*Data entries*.
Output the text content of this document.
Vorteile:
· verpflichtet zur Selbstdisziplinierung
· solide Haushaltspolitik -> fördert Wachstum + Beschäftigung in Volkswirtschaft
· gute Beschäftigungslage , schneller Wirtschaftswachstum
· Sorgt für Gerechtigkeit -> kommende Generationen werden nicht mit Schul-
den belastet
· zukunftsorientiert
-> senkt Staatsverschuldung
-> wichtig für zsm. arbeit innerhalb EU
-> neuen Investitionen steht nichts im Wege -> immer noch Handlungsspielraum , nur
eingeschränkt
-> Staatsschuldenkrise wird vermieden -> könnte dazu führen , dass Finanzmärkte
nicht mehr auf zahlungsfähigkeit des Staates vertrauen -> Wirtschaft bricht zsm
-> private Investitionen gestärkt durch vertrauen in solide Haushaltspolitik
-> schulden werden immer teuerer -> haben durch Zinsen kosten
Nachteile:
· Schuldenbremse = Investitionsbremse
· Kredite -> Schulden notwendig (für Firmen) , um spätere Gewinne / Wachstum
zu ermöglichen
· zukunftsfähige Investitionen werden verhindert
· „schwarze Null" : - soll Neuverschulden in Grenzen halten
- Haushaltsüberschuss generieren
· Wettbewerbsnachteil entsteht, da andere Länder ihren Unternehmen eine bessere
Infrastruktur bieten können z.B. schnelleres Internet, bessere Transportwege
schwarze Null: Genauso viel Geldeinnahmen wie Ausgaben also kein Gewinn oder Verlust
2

*EXERCISE REQUIREMENTS*. Extract every entry above as it appears.

*THE ANSWER*.
Output the text content of this document.
Vorteile:
· verpflichtet zur Selbstdisziplinierung
· solide Haushaltspolitik -> fördert Wachstum + Beschäftigung in Volkswirtschaft
· gute Beschäftigungslage , schneller Wirtschaftswachstum
· Sorgt für Gerechtigkeit -> kommende Generationen werden nicht mit Schul-
den belastet
· zukunftsorientiert
-> senkt Staatsverschuldung
-> wichtig für zsm. arbeit innerhalb EU
-> neuen Investitionen steht nichts im Wege -> immer noch Handlungsspielraum , nur
eingeschränkt
-> Staatsschuldenkrise wird vermieden -> könnte dazu führen , dass Finanzmärkte
nicht mehr auf zahlungsfähigkeit des Staates vertrauen -> Wirtschaft bricht zsm
-> private Investitionen gestärkt durch vertrauen in solide Haushaltspolitik
-> schulden werden immer teuerer -> haben durch Zinsen kosten
Nachteile:
· Schuldenbremse = Investitionsbremse
· Kredite -> Schulden notwendig (für Firmen) , um spätere Gewinne / Wachstum
zu ermöglichen
· zukunftsfähige Investitionen werden verhindert
· „schwarze Null" : - soll Neuverschulden in Grenzen halten
- Haushaltsüberschuss generieren
· Wettbewerbsnachteil entsteht, da andere Länder ihren Unternehmen eine bessere
Infrastruktur bieten können z.B. schnelleres Internet, bessere Transportwege
schwarze Null: Genauso viel Geldeinnahmen wie Ausgaben also kein Gewinn oder Verlust
2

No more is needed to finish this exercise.